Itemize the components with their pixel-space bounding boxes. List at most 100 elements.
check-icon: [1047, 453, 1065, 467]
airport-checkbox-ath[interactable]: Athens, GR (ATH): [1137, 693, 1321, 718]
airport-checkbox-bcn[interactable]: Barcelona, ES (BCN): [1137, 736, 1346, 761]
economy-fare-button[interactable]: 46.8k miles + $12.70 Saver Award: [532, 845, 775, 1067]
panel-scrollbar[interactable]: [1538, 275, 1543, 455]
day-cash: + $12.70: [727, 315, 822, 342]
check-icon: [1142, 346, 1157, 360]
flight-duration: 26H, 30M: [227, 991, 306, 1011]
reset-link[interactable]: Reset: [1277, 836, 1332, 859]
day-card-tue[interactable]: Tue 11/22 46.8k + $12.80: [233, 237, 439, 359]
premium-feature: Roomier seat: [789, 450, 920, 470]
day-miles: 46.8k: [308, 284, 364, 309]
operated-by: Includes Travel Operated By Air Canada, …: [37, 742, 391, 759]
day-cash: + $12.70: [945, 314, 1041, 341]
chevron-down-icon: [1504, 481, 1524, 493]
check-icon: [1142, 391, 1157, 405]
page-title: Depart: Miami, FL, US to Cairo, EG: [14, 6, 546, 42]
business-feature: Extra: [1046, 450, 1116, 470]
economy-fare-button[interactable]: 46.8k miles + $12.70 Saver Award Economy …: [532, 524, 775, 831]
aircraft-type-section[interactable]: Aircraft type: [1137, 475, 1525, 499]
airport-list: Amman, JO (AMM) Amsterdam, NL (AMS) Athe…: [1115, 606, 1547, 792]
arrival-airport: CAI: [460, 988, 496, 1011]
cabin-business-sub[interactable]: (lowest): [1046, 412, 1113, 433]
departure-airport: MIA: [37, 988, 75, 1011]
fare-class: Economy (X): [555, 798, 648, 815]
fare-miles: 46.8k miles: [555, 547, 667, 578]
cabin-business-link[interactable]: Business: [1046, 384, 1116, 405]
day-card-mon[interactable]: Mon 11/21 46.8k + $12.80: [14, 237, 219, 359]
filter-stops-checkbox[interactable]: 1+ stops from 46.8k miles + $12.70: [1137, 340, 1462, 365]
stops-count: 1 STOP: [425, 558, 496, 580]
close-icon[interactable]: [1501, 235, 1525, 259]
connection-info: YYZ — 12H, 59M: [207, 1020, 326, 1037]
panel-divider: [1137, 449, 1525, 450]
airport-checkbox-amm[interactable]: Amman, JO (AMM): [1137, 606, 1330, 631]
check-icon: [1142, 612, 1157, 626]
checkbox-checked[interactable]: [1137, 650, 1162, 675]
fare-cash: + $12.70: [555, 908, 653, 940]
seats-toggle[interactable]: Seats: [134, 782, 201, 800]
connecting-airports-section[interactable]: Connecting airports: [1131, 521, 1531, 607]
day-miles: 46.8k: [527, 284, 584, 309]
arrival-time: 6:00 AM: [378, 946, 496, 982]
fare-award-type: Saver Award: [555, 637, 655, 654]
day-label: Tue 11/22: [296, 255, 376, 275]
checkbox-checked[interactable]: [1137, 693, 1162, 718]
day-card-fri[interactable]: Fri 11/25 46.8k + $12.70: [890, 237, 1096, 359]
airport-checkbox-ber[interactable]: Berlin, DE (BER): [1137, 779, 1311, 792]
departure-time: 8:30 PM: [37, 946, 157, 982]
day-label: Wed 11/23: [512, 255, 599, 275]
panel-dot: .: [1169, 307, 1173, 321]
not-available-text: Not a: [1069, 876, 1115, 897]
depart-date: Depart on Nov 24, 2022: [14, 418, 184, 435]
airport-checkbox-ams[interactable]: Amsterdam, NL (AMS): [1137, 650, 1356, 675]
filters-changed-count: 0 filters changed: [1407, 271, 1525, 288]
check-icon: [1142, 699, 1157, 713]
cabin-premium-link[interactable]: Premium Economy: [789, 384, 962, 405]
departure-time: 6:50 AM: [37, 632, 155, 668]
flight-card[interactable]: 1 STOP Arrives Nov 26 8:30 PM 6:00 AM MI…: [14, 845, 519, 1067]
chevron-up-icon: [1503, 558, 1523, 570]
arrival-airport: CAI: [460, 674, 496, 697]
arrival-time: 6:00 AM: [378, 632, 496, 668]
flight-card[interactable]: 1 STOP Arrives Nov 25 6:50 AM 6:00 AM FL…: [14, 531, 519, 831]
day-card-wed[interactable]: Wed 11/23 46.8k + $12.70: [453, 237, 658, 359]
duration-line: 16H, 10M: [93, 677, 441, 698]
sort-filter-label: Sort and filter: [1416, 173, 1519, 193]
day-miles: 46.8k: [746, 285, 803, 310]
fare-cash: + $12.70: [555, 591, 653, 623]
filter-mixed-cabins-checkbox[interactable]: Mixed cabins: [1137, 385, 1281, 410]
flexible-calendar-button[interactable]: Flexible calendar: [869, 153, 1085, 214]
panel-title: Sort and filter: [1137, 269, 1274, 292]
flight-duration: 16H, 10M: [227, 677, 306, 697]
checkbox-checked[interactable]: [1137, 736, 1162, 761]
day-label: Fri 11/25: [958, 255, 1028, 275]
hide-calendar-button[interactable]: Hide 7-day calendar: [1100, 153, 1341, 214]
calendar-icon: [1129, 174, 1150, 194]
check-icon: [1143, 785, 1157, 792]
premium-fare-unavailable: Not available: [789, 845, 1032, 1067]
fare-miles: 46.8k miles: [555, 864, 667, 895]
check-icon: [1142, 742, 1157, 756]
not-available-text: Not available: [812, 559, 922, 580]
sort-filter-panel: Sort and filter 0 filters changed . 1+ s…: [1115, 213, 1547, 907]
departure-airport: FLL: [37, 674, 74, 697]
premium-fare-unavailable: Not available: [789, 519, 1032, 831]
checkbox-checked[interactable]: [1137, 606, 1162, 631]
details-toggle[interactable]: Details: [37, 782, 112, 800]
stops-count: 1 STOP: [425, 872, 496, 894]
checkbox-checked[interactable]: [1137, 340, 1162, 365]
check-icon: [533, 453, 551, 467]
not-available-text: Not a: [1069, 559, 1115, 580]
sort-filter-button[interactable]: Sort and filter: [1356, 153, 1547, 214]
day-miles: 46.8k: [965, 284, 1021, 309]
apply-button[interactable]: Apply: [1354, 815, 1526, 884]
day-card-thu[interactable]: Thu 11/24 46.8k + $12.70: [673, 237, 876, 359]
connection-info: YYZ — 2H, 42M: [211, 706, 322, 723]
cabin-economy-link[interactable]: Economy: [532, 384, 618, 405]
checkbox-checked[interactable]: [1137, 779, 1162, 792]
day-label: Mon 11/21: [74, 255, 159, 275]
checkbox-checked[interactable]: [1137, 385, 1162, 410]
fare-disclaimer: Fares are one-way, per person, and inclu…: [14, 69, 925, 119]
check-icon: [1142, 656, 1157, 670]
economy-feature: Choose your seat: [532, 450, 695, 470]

→ **Problem requirements**
Please edit the material above by replacing "Saver Award" with "Standard Award" everywhere it occurs, and leave every other line unchanged.

→ **Output below**
Itemize the components with their pixel-space bounding boxes. List at most 100 elements.
check-icon: [1047, 453, 1065, 467]
airport-checkbox-ath[interactable]: Athens, GR (ATH): [1137, 693, 1321, 718]
airport-checkbox-bcn[interactable]: Barcelona, ES (BCN): [1137, 736, 1346, 761]
economy-fare-button[interactable]: 46.8k miles + $12.70 Standard Award: [532, 845, 775, 1067]
panel-scrollbar[interactable]: [1538, 275, 1543, 455]
day-cash: + $12.70: [727, 315, 822, 342]
check-icon: [1142, 346, 1157, 360]
flight-duration: 26H, 30M: [227, 991, 306, 1011]
reset-link[interactable]: Reset: [1277, 836, 1332, 859]
day-card-tue[interactable]: Tue 11/22 46.8k + $12.80: [233, 237, 439, 359]
premium-feature: Roomier seat: [789, 450, 920, 470]
day-miles: 46.8k: [308, 284, 364, 309]
operated-by: Includes Travel Operated By Air Canada, …: [37, 742, 391, 759]
day-cash: + $12.70: [945, 314, 1041, 341]
chevron-down-icon: [1504, 481, 1524, 493]
check-icon: [1142, 391, 1157, 405]
page-title: Depart: Miami, FL, US to Cairo, EG: [14, 6, 546, 42]
business-feature: Extra: [1046, 450, 1116, 470]
economy-fare-button[interactable]: 46.8k miles + $12.70 Standard Award Economy …: [532, 524, 775, 831]
aircraft-type-section[interactable]: Aircraft type: [1137, 475, 1525, 499]
airport-list: Amman, JO (AMM) Amsterdam, NL (AMS) Athe…: [1115, 606, 1547, 792]
arrival-airport: CAI: [460, 988, 496, 1011]
cabin-business-sub[interactable]: (lowest): [1046, 412, 1113, 433]
departure-airport: MIA: [37, 988, 75, 1011]
fare-class: Economy (X): [555, 798, 648, 815]
fare-miles: 46.8k miles: [555, 547, 667, 578]
cabin-business-link[interactable]: Business: [1046, 384, 1116, 405]
day-card-mon[interactable]: Mon 11/21 46.8k + $12.80: [14, 237, 219, 359]
filter-stops-checkbox[interactable]: 1+ stops from 46.8k miles + $12.70: [1137, 340, 1462, 365]
stops-count: 1 STOP: [425, 558, 496, 580]
close-icon[interactable]: [1501, 235, 1525, 259]
connection-info: YYZ — 12H, 59M: [207, 1020, 326, 1037]
panel-divider: [1137, 449, 1525, 450]
airport-checkbox-amm[interactable]: Amman, JO (AMM): [1137, 606, 1330, 631]
check-icon: [1142, 612, 1157, 626]
checkbox-checked[interactable]: [1137, 650, 1162, 675]
fare-cash: + $12.70: [555, 908, 653, 940]
seats-toggle[interactable]: Seats: [134, 782, 201, 800]
connecting-airports-section[interactable]: Connecting airports: [1131, 521, 1531, 607]
day-miles: 46.8k: [527, 284, 584, 309]
arrival-time: 6:00 AM: [378, 946, 496, 982]
fare-award-type: Standard Award: [555, 637, 655, 654]
day-label: Tue 11/22: [296, 255, 376, 275]
checkbox-checked[interactable]: [1137, 693, 1162, 718]
day-card-fri[interactable]: Fri 11/25 46.8k + $12.70: [890, 237, 1096, 359]
airport-checkbox-ber[interactable]: Berlin, DE (BER): [1137, 779, 1311, 792]
departure-time: 8:30 PM: [37, 946, 157, 982]
day-label: Wed 11/23: [512, 255, 599, 275]
panel-dot: .: [1169, 307, 1173, 321]
not-available-text: Not a: [1069, 876, 1115, 897]
depart-date: Depart on Nov 24, 2022: [14, 418, 184, 435]
airport-checkbox-ams[interactable]: Amsterdam, NL (AMS): [1137, 650, 1356, 675]
filters-changed-count: 0 filters changed: [1407, 271, 1525, 288]
check-icon: [1142, 699, 1157, 713]
cabin-premium-link[interactable]: Premium Economy: [789, 384, 962, 405]
departure-time: 6:50 AM: [37, 632, 155, 668]
flight-card[interactable]: 1 STOP Arrives Nov 26 8:30 PM 6:00 AM MI…: [14, 845, 519, 1067]
chevron-up-icon: [1503, 558, 1523, 570]
arrival-airport: CAI: [460, 674, 496, 697]
arrival-time: 6:00 AM: [378, 632, 496, 668]
flight-card[interactable]: 1 STOP Arrives Nov 25 6:50 AM 6:00 AM FL…: [14, 531, 519, 831]
day-card-wed[interactable]: Wed 11/23 46.8k + $12.70: [453, 237, 658, 359]
duration-line: 16H, 10M: [93, 677, 441, 698]
sort-filter-label: Sort and filter: [1416, 173, 1519, 193]
day-miles: 46.8k: [746, 285, 803, 310]
fare-cash: + $12.70: [555, 591, 653, 623]
filter-mixed-cabins-checkbox[interactable]: Mixed cabins: [1137, 385, 1281, 410]
flexible-calendar-button[interactable]: Flexible calendar: [869, 153, 1085, 214]
panel-title: Sort and filter: [1137, 269, 1274, 292]
flight-duration: 16H, 10M: [227, 677, 306, 697]
checkbox-checked[interactable]: [1137, 736, 1162, 761]
day-label: Fri 11/25: [958, 255, 1028, 275]
hide-calendar-button[interactable]: Hide 7-day calendar: [1100, 153, 1341, 214]
calendar-icon: [1129, 174, 1150, 194]
check-icon: [1143, 785, 1157, 792]
premium-fare-unavailable: Not available: [789, 845, 1032, 1067]
fare-miles: 46.8k miles: [555, 864, 667, 895]
check-icon: [1142, 742, 1157, 756]
not-available-text: Not available: [812, 559, 922, 580]
sort-filter-panel: Sort and filter 0 filters changed . 1+ s…: [1115, 213, 1547, 907]
departure-airport: FLL: [37, 674, 74, 697]
premium-fare-unavailable: Not available: [789, 519, 1032, 831]
checkbox-checked[interactable]: [1137, 606, 1162, 631]
details-toggle[interactable]: Details: [37, 782, 112, 800]
stops-count: 1 STOP: [425, 872, 496, 894]
checkbox-checked[interactable]: [1137, 340, 1162, 365]
check-icon: [533, 453, 551, 467]
not-available-text: Not a: [1069, 559, 1115, 580]
sort-filter-button[interactable]: Sort and filter: [1356, 153, 1547, 214]
day-miles: 46.8k: [965, 284, 1021, 309]
apply-button[interactable]: Apply: [1354, 815, 1526, 884]
day-card-thu[interactable]: Thu 11/24 46.8k + $12.70: [673, 237, 876, 359]
connection-info: YYZ — 2H, 42M: [211, 706, 322, 723]
cabin-economy-link[interactable]: Economy: [532, 384, 618, 405]
checkbox-checked[interactable]: [1137, 779, 1162, 792]
day-label: Mon 11/21: [74, 255, 159, 275]
checkbox-checked[interactable]: [1137, 385, 1162, 410]
fare-disclaimer: Fares are one-way, per person, and inclu…: [14, 69, 925, 119]
check-icon: [1142, 656, 1157, 670]
economy-feature: Choose your seat: [532, 450, 695, 470]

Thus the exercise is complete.